**Stated problem**
Identify the lines that contain the string "Required" and copy all of them.

**Rows from a figure dataset**
◇ ◇ ◇
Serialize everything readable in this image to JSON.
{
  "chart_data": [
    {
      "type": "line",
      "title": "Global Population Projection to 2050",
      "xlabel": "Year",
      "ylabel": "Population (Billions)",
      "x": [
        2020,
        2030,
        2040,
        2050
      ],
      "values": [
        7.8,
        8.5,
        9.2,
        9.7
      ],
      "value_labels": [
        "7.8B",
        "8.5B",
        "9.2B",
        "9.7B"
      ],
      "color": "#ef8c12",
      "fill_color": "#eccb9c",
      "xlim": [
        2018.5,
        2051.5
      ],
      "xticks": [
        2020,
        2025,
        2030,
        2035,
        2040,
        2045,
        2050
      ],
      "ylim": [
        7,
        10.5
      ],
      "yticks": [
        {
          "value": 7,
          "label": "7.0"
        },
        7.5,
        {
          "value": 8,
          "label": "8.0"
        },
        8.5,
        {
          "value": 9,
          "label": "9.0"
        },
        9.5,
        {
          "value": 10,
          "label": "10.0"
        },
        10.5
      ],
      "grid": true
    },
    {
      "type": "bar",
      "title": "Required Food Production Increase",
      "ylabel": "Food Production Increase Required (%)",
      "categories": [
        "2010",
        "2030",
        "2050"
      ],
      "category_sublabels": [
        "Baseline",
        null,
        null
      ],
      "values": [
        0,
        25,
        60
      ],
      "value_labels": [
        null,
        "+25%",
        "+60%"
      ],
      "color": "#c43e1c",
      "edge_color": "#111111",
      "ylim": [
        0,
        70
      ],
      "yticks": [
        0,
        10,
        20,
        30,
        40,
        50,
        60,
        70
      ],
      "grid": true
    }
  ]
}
◇ ◇ ◇
**Solution to this problem**
      "title": "Required Food Production Increase",
      "ylabel": "Food Production Increase Required (%)",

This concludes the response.